▶ _What you will do_:
Output each entry that follows exactly. Images stay out.

[Stored records]
◇ ◇ ◇ ◇ ◇ ◇ ◇
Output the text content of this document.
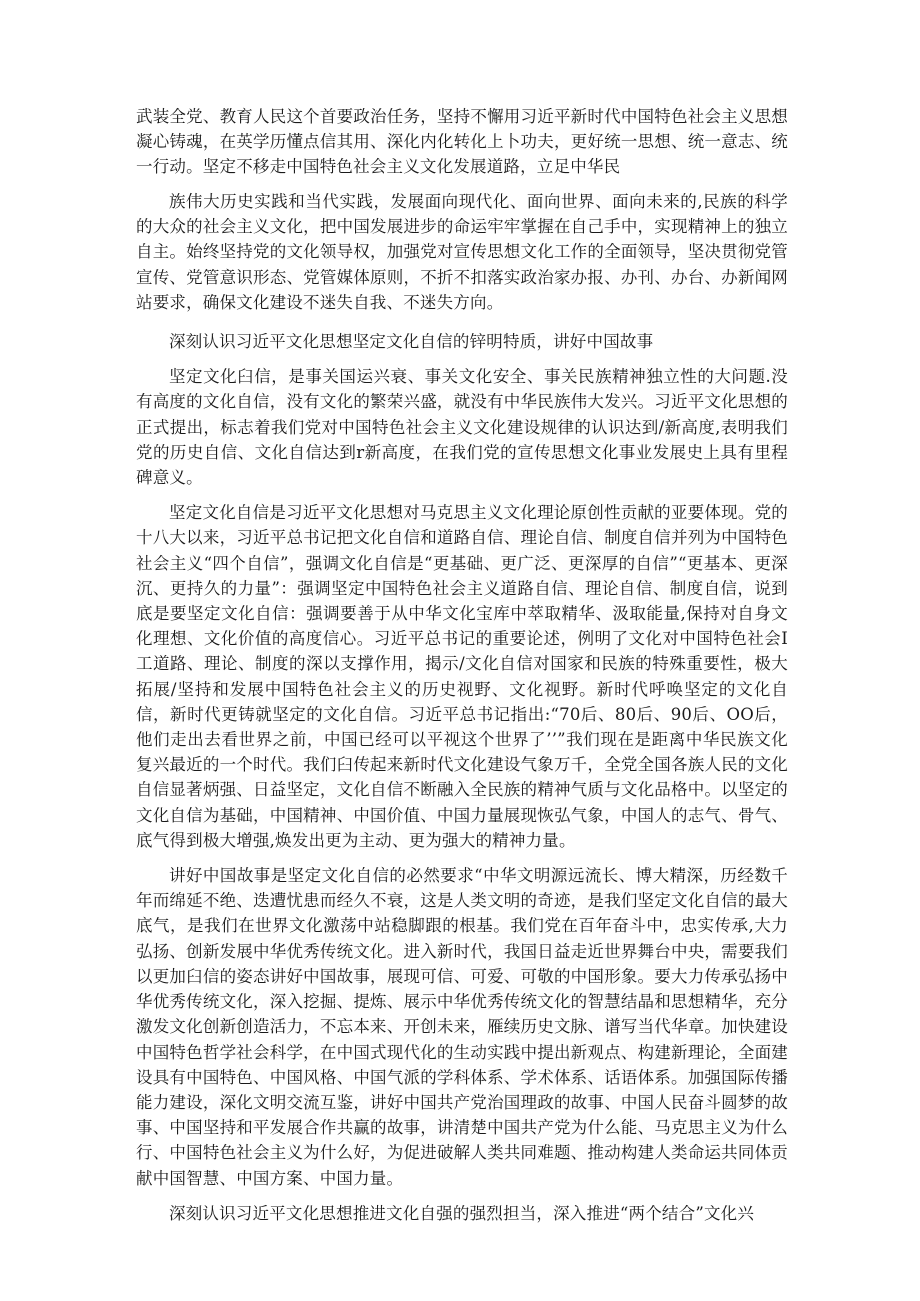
武装全党、教育人民这个首要政治任务，坚持不懈用习近平新时代中国特色社会主义思想凝心铸魂，在英学历懂点信其用、深化内化转化上卜功夫，更好统一思想、统一意志、统一行动。坚定不移走中国特色社会主义文化发展道路，立足中华民

族伟大历史实践和当代实践，发展面向现代化、面向世界、面向未来的,民族的科学的大众的社会主义文化，把中国发展进步的命运牢牢掌握在自己手中，实现精神上的独立自主。始终坚持党的文化领导权，加强党对宣传思想文化工作的全面领导，坚决贯彻党管宣传、党管意识形态、党管媒体原则，不折不扣落实政治家办报、办刊、办台、办新闻网站要求，确保文化建设不迷失自我、不迷失方向。

深刻认识习近平文化思想坚定文化自信的锌明特质，讲好中国故事

坚定文化臼信，是事关国运兴衰、事关文化安全、事关民族精神独立性的大问题.没有高度的文化自信，没有文化的繁荣兴盛，就没有中华民族伟大发兴。习近平文化思想的正式提出，标志着我们党对中国特色社会主义文化建设规律的认识达到/新高度,表明我们党的历史自信、文化自信达到r新高度，在我们党的宣传思想文化事业发展史上具有里程碑意义。

坚定文化自信是习近平文化思想对马克思主义文化理论原创性贡献的亚要体现。党的十八大以来，习近平总书记把文化自信和道路自信、理论自信、制度自信并列为中国特色社会主义“四个自信”，强调文化自信是“更基础、更广泛、更深厚的自信”“更基本、更深沉、更持久的力量”：强调坚定中国特色社会主义道路自信、理论自信、制度自信，说到底是要坚定文化自信：强调要善于从中华文化宝库中萃取精华、汲取能量,保持对自身文化理想、文化价值的高度信心。习近平总书记的重要论述，例明了文化对中国特色社会I工道路、理论、制度的深以支撑作用，揭示/文化自信对国家和民族的特殊重要性，极大拓展/坚持和发展中国特色社会主义的历史视野、文化视野。新时代呼唤坚定的文化自信，新时代更铸就坚定的文化自信。习近平总书记指出:“70后、80后、90后、OO后，他们走出去看世界之前，中国已经可以平视这个世界了’’”我们现在是距离中华民族文化复兴最近的一个时代。我们臼传起来新时代文化建设气象万千，全党全国各族人民的文化自信显著炳强、日益坚定，文化自信不断融入全民族的精神气质与文化品格中。以坚定的文化自信为基础，中国精神、中国价值、中国力量展现恢弘气象，中国人的志气、骨气、底气得到极大增强,焕发出更为主动、更为强大的精神力量。

讲好中国故事是坚定文化自信的必然要求“中华文明源远流长、博大精深，历经数千年而绵延不绝、迭遭忧患而经久不衰，这是人类文明的奇迹，是我们坚定文化自信的最大底气，是我们在世界文化激荡中站稳脚跟的根基。我们党在百年奋斗中，忠实传承,大力弘扬、创新发展中华优秀传统文化。进入新时代，我国日益走近世界舞台中央，需要我们以更加臼信的姿态讲好中国故事，展现可信、可爱、可敬的中国形象。要大力传承弘扬中华优秀传统文化，深入挖掘、提炼、展示中华优秀传统文化的智慧结晶和思想精华，充分激发文化创新创造活力，不忘本来、开创未来，雁续历史文脉、谱写当代华章。加快建设中国特色哲学社会科学，在中国式现代化的生动实践中提出新观点、构建新理论，全面建设具有中国特色、中国风格、中国气派的学科体系、学术体系、话语体系。加强国际传播能力建设，深化文明交流互鉴，讲好中国共产党治国理政的故事、中国人民奋斗圆梦的故事、中国坚持和平发展合作共赢的故事，讲清楚中国共产党为什么能、马克思主义为什么行、中国特色社会主义为什么好，为促进破解人类共同难题、推动构建人类命运共同体贡献中国智慧、中国方案、中国力量。

深刻认识习近平文化思想推进文化自强的强烈担当，深入推进“两个结合”文化兴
◇ ◇ ◇ ◇ ◇ ◇ ◇
▶ _Answer to this exercise_:
Output the text content of this document.
武装全党、教育人民这个首要政治任务，坚持不懈用习近平新时代中国特色社会主义思想凝心铸魂，在英学历懂点信其用、深化内化转化上卜功夫，更好统一思想、统一意志、统一行动。坚定不移走中国特色社会主义文化发展道路，立足中华民

族伟大历史实践和当代实践，发展面向现代化、面向世界、面向未来的,民族的科学的大众的社会主义文化，把中国发展进步的命运牢牢掌握在自己手中，实现精神上的独立自主。始终坚持党的文化领导权，加强党对宣传思想文化工作的全面领导，坚决贯彻党管宣传、党管意识形态、党管媒体原则，不折不扣落实政治家办报、办刊、办台、办新闻网站要求，确保文化建设不迷失自我、不迷失方向。

深刻认识习近平文化思想坚定文化自信的锌明特质，讲好中国故事

坚定文化臼信，是事关国运兴衰、事关文化安全、事关民族精神独立性的大问题.没有高度的文化自信，没有文化的繁荣兴盛，就没有中华民族伟大发兴。习近平文化思想的正式提出，标志着我们党对中国特色社会主义文化建设规律的认识达到/新高度,表明我们党的历史自信、文化自信达到r新高度，在我们党的宣传思想文化事业发展史上具有里程碑意义。

坚定文化自信是习近平文化思想对马克思主义文化理论原创性贡献的亚要体现。党的十八大以来，习近平总书记把文化自信和道路自信、理论自信、制度自信并列为中国特色社会主义“四个自信”，强调文化自信是“更基础、更广泛、更深厚的自信”“更基本、更深沉、更持久的力量”：强调坚定中国特色社会主义道路自信、理论自信、制度自信，说到底是要坚定文化自信：强调要善于从中华文化宝库中萃取精华、汲取能量,保持对自身文化理想、文化价值的高度信心。习近平总书记的重要论述，例明了文化对中国特色社会I工道路、理论、制度的深以支撑作用，揭示/文化自信对国家和民族的特殊重要性，极大拓展/坚持和发展中国特色社会主义的历史视野、文化视野。新时代呼唤坚定的文化自信，新时代更铸就坚定的文化自信。习近平总书记指出:“70后、80后、90后、OO后，他们走出去看世界之前，中国已经可以平视这个世界了’’”我们现在是距离中华民族文化复兴最近的一个时代。我们臼传起来新时代文化建设气象万千，全党全国各族人民的文化自信显著炳强、日益坚定，文化自信不断融入全民族的精神气质与文化品格中。以坚定的文化自信为基础，中国精神、中国价值、中国力量展现恢弘气象，中国人的志气、骨气、底气得到极大增强,焕发出更为主动、更为强大的精神力量。

讲好中国故事是坚定文化自信的必然要求“中华文明源远流长、博大精深，历经数千年而绵延不绝、迭遭忧患而经久不衰，这是人类文明的奇迹，是我们坚定文化自信的最大底气，是我们在世界文化激荡中站稳脚跟的根基。我们党在百年奋斗中，忠实传承,大力弘扬、创新发展中华优秀传统文化。进入新时代，我国日益走近世界舞台中央，需要我们以更加臼信的姿态讲好中国故事，展现可信、可爱、可敬的中国形象。要大力传承弘扬中华优秀传统文化，深入挖掘、提炼、展示中华优秀传统文化的智慧结晶和思想精华，充分激发文化创新创造活力，不忘本来、开创未来，雁续历史文脉、谱写当代华章。加快建设中国特色哲学社会科学，在中国式现代化的生动实践中提出新观点、构建新理论，全面建设具有中国特色、中国风格、中国气派的学科体系、学术体系、话语体系。加强国际传播能力建设，深化文明交流互鉴，讲好中国共产党治国理政的故事、中国人民奋斗圆梦的故事、中国坚持和平发展合作共赢的故事，讲清楚中国共产党为什么能、马克思主义为什么行、中国特色社会主义为什么好，为促进破解人类共同难题、推动构建人类命运共同体贡献中国智慧、中国方案、中国力量。

深刻认识习近平文化思想推进文化自强的强烈担当，深入推进“两个结合”文化兴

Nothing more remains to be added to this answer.